**OBJECTIVE**
Type out each of the lines below with no changes at all.

**WORKING DATA**
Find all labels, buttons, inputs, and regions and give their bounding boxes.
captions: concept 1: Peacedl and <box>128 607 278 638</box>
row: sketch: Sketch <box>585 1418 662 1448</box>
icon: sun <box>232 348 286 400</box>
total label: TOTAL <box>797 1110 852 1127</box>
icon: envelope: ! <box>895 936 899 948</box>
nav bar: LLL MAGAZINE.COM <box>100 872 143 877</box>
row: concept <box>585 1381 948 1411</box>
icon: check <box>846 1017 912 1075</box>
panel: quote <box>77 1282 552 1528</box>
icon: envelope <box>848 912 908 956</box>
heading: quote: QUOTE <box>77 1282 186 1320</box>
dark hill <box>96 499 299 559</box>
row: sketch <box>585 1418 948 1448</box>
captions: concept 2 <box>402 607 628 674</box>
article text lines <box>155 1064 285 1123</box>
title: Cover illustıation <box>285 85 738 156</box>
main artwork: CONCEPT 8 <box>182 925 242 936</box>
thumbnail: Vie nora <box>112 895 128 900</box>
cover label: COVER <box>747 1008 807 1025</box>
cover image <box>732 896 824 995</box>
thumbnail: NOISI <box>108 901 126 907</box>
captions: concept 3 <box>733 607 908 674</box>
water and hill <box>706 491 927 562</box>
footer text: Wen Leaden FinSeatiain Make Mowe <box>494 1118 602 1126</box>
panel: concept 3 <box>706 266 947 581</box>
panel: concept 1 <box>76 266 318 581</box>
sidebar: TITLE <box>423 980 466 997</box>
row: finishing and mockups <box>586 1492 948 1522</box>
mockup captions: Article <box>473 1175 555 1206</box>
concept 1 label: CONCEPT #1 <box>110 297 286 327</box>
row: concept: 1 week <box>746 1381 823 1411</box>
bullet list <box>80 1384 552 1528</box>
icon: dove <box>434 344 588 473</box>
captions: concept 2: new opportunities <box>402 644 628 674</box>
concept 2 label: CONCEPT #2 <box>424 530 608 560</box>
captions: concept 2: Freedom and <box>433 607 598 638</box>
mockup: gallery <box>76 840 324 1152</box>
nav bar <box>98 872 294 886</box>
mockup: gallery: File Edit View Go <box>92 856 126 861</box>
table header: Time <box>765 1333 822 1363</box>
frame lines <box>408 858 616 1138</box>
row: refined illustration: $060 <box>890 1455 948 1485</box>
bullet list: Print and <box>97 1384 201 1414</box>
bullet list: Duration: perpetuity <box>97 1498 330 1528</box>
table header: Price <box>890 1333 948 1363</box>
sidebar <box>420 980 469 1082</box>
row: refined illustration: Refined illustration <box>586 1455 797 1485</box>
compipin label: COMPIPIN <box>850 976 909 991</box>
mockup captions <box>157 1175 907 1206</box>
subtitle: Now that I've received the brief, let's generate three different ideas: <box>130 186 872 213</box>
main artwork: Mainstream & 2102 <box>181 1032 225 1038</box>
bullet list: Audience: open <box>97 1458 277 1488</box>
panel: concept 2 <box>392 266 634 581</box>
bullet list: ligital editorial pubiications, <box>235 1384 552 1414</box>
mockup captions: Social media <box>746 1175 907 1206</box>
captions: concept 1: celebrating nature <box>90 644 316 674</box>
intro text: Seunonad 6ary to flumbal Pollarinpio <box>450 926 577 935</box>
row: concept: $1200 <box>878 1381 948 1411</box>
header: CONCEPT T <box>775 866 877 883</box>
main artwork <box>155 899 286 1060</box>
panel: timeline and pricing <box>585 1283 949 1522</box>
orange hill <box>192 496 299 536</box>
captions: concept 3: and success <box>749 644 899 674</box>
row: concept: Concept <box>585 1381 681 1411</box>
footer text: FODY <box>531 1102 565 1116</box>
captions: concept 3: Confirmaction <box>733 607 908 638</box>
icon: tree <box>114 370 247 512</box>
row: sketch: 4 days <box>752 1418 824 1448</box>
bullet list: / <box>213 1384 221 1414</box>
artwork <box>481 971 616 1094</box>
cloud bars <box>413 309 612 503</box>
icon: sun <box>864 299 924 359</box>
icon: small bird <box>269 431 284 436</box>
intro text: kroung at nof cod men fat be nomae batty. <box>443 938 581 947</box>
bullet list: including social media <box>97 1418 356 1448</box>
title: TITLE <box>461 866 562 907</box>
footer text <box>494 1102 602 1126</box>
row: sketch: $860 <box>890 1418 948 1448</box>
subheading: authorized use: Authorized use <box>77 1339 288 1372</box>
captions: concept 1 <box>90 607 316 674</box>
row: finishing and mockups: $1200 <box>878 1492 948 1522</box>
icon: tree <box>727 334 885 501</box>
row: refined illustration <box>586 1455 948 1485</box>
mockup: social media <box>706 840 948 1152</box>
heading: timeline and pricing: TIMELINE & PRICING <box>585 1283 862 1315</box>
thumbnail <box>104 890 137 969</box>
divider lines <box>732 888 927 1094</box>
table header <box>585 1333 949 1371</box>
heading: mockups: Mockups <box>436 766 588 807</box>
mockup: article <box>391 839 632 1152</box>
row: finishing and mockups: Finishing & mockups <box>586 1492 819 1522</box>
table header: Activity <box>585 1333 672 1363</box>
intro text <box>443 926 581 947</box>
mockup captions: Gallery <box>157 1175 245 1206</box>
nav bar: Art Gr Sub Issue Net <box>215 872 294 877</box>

**EXERCISE SOLUTION**
Find all labels, buttons, inputs, and regions and give their bounding boxes.
captions: concept 1: Peacedl and <box>128 607 278 638</box>
row: sketch: Sketch <box>585 1418 662 1448</box>
icon: sun <box>232 348 286 400</box>
total label: TOTAL <box>797 1110 852 1127</box>
icon: envelope: ! <box>895 936 899 948</box>
nav bar: LLL MAGAZINE.COM <box>100 872 143 877</box>
row: concept <box>585 1381 948 1411</box>
icon: check <box>846 1017 912 1075</box>
panel: quote <box>77 1282 552 1528</box>
icon: envelope <box>848 912 908 956</box>
heading: quote: QUOTE <box>77 1282 186 1320</box>
dark hill <box>96 499 299 559</box>
row: sketch <box>585 1418 948 1448</box>
captions: concept 2 <box>402 607 628 674</box>
article text lines <box>155 1064 285 1123</box>
title: Cover illustıation <box>285 85 738 156</box>
main artwork: CONCEPT 8 <box>182 925 242 936</box>
thumbnail: Vie nora <box>112 895 128 900</box>
cover label: COVER <box>747 1008 807 1025</box>
cover image <box>732 896 824 995</box>
thumbnail: NOISI <box>108 901 126 907</box>
captions: concept 3 <box>733 607 908 674</box>
water and hill <box>706 491 927 562</box>
footer text: Wen Leaden FinSeatiain Make Mowe <box>494 1118 602 1126</box>
panel: concept 3 <box>706 266 947 581</box>
panel: concept 1 <box>76 266 318 581</box>
sidebar: TITLE <box>423 980 466 997</box>
row: finishing and mockups <box>586 1492 948 1522</box>
mockup captions: Article <box>473 1175 555 1206</box>
concept 1 label: CONCEPT #1 <box>110 297 286 327</box>
row: concept: 1 week <box>746 1381 823 1411</box>
bullet list <box>80 1384 552 1528</box>
icon: dove <box>434 344 588 473</box>
captions: concept 2: new opportunities <box>402 644 628 674</box>
concept 2 label: CONCEPT #2 <box>424 530 608 560</box>
captions: concept 2: Freedom and <box>433 607 598 638</box>
mockup: gallery <box>76 840 324 1152</box>
nav bar <box>98 872 294 886</box>
mockup: gallery: File Edit View Go <box>92 856 126 861</box>
table header: Time <box>765 1333 822 1363</box>
frame lines <box>408 858 616 1138</box>
row: refined illustration: $060 <box>890 1455 948 1485</box>
bullet list: Print and <box>97 1384 201 1414</box>
bullet list: Duration: perpetuity <box>97 1498 330 1528</box>
table header: Price <box>890 1333 948 1363</box>
sidebar <box>420 980 469 1082</box>
row: refined illustration: Refined illustration <box>586 1455 797 1485</box>
compipin label: COMPIPIN <box>850 976 909 991</box>
mockup captions <box>157 1175 907 1206</box>
subtitle: Now that I've received the brief, let's generate three different ideas: <box>130 186 872 213</box>
main artwork: Mainstream & 2102 <box>181 1032 225 1038</box>
bullet list: Audience: open <box>97 1458 277 1488</box>
panel: concept 2 <box>392 266 634 581</box>
bullet list: ligital editorial pubiications, <box>235 1384 552 1414</box>
mockup captions: Social media <box>746 1175 907 1206</box>
captions: concept 1: celebrating nature <box>90 644 316 674</box>
intro text: Seunonad 6ary to flumbal Pollarinpio <box>450 926 577 935</box>
row: concept: $1200 <box>878 1381 948 1411</box>
header: CONCEPT T <box>775 866 877 883</box>
main artwork <box>155 899 286 1060</box>
panel: timeline and pricing <box>585 1283 949 1522</box>
orange hill <box>192 496 299 536</box>
captions: concept 3: and success <box>749 644 899 674</box>
row: concept: Concept <box>585 1381 681 1411</box>
footer text: FODY <box>531 1102 565 1116</box>
captions: concept 3: Confirmaction <box>733 607 908 638</box>
icon: tree <box>114 370 247 512</box>
row: sketch: 4 days <box>752 1418 824 1448</box>
bullet list: / <box>213 1384 221 1414</box>
artwork <box>481 971 616 1094</box>
cloud bars <box>413 309 612 503</box>
icon: sun <box>864 299 924 359</box>
icon: small bird <box>269 431 284 436</box>
intro text: kroung at nof cod men fat be nomae batty. <box>443 938 581 947</box>
bullet list: including social media <box>97 1418 356 1448</box>
title: TITLE <box>461 866 562 907</box>
footer text <box>494 1102 602 1126</box>
row: sketch: $860 <box>890 1418 948 1448</box>
subheading: authorized use: Authorized use <box>77 1339 288 1372</box>
captions: concept 1 <box>90 607 316 674</box>
row: finishing and mockups: $1200 <box>878 1492 948 1522</box>
icon: tree <box>727 334 885 501</box>
row: refined illustration <box>586 1455 948 1485</box>
mockup: social media <box>706 840 948 1152</box>
heading: timeline and pricing: TIMELINE & PRICING <box>585 1283 862 1315</box>
thumbnail <box>104 890 137 969</box>
divider lines <box>732 888 927 1094</box>
table header <box>585 1333 949 1371</box>
heading: mockups: Mockups <box>436 766 588 807</box>
mockup: article <box>391 839 632 1152</box>
row: finishing and mockups: Finishing & mockups <box>586 1492 819 1522</box>
table header: Activity <box>585 1333 672 1363</box>
intro text <box>443 926 581 947</box>
mockup captions: Gallery <box>157 1175 245 1206</box>
nav bar: Art Gr Sub Issue Net <box>215 872 294 877</box>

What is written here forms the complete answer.